• TASK DESCRIPTION: Keep the pictures out of the copy and print all the entries below exactly.

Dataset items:
━━━━━━━━━━

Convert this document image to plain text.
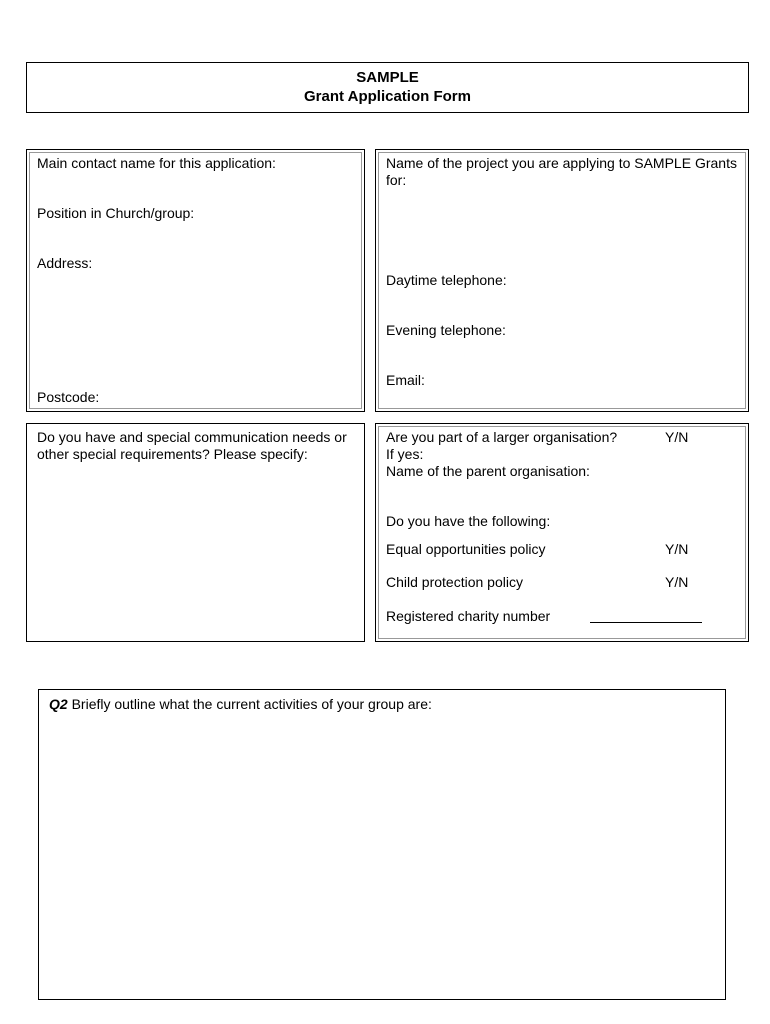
SAMPLE
Grant Application Form
Main contact name for this application:
Position in Church/group:
Address:
Postcode:
Name of the project you are applying to SAMPLE Grants for:
Daytime telephone:
Evening telephone:
Email:
Do you have and special communication needs or other special requirements? Please specify:
Are you part of a larger organisation?	Y/N
If yes:
Name of the parent organisation:
Do you have the following:
Equal opportunities policy	Y/N
Child protection policy	Y/N
Registered charity number
Q2 Briefly outline what the current activities of your group are:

━━━━━━━━━━

• RESULT FOR THIS EXERCISE:
Convert this document image to plain text.
SAMPLE
Grant Application Form
Main contact name for this application:
Position in Church/group:
Address:
Postcode:
Name of the project you are applying to SAMPLE Grants for:
Daytime telephone:
Evening telephone:
Email:
Do you have and special communication needs or other special requirements? Please specify:
Are you part of a larger organisation?	Y/N
If yes:
Name of the parent organisation:
Do you have the following:
Equal opportunities policy	Y/N
Child protection policy	Y/N
Registered charity number
Q2 Briefly outline what the current activities of your group are:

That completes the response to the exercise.